SOURCE TEXT:
━━━━━━━━━━━━━━━━━━━━
You're gonna have to issue
one of those heartfelt
- No, no, no.
- humble apologies.
- No, absolutely not.
- This is not up for discussion.
Wha-- You-- Come on, you know
how these kids are.
And yes, I feel too young
to be saying that,
but they're always looking
for some excuse to give up.
It's just poor work ethics
disguised as boundaries.
Come on,
back when I was playing?
What did we do? We played
through, no matter what.
Yes. No, look, I agree
with you in principle.
- Good. Good.
- But, Dru,
this looks really bad.
- They're calling you
- [sighs]
a "mental health denier."
Now, we are all about
our athletes' mental health.
- That's ridiculous.
- We hosted a whole 5K about it.
- Didn't we?
- We did.
Okay, so, so, is
that what this is about?
- How this looks?
- Absolutely!
Look. Ju--
This is gonna blow over.
"Cancel Dru-Ann Jones"
is trending.
That's wonderful.
[sucks teeth]
Okay, look, Dru, Dru, come here,
come on. Come on.
- [sighs]
- Look, do me a favor.
- Take the week, okay? Right?
- Mm-hm
- Lay low. Relax.
- [laughs] Oh!
Have many a cocktail
and we will see
where we are at on Monday.
- No, no, no, absolutely not.
- I'm not asking.
[scoffs]
Okay. You know what?
This is gonna pass
and you'll call me
when you realize it.
I'd love to.
That girls' weekend that
I was gonna cancel
on last-minute?
I'm going. You can book me
a first-class ticket
to Nantucket.
━━━━━━━━━━━━━━━━━━━━
Translate the sentence "This is gonna blow over." from the transcript into Spanish. The entries are not needed for any of this work.
━━━━━━━━━━━━━━━━━━━━
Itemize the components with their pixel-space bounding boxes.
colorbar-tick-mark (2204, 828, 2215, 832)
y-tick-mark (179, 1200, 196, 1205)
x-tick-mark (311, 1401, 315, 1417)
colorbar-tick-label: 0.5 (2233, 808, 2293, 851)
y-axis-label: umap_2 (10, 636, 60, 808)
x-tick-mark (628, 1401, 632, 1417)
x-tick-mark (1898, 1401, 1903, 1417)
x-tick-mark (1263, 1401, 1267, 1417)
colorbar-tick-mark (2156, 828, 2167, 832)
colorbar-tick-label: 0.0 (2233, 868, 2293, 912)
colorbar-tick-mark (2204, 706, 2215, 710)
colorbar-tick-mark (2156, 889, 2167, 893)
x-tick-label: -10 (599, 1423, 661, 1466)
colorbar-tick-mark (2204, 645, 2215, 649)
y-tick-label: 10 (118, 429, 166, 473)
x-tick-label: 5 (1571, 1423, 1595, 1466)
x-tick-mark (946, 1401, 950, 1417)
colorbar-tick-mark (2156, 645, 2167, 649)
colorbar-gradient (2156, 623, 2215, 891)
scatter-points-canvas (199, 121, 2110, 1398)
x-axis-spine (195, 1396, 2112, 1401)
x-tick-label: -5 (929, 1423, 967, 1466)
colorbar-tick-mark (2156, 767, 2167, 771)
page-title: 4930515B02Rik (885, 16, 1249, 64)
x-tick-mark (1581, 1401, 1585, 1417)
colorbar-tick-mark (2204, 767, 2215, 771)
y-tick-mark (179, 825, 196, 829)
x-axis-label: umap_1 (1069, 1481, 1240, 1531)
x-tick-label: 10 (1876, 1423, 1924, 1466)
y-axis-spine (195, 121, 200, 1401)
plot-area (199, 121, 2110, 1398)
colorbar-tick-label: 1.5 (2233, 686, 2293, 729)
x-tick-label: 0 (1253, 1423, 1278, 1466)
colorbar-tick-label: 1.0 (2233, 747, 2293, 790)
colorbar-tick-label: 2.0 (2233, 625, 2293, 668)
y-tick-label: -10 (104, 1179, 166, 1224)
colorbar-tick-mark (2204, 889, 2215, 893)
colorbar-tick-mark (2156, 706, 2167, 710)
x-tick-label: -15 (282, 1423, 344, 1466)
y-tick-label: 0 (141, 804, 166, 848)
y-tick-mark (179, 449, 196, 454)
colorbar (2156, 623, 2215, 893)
━━━━━━━━━━━━━━━━━━━━
SOLUTION FOR THIS EXERCISE: Esto se va a olvidar pronto.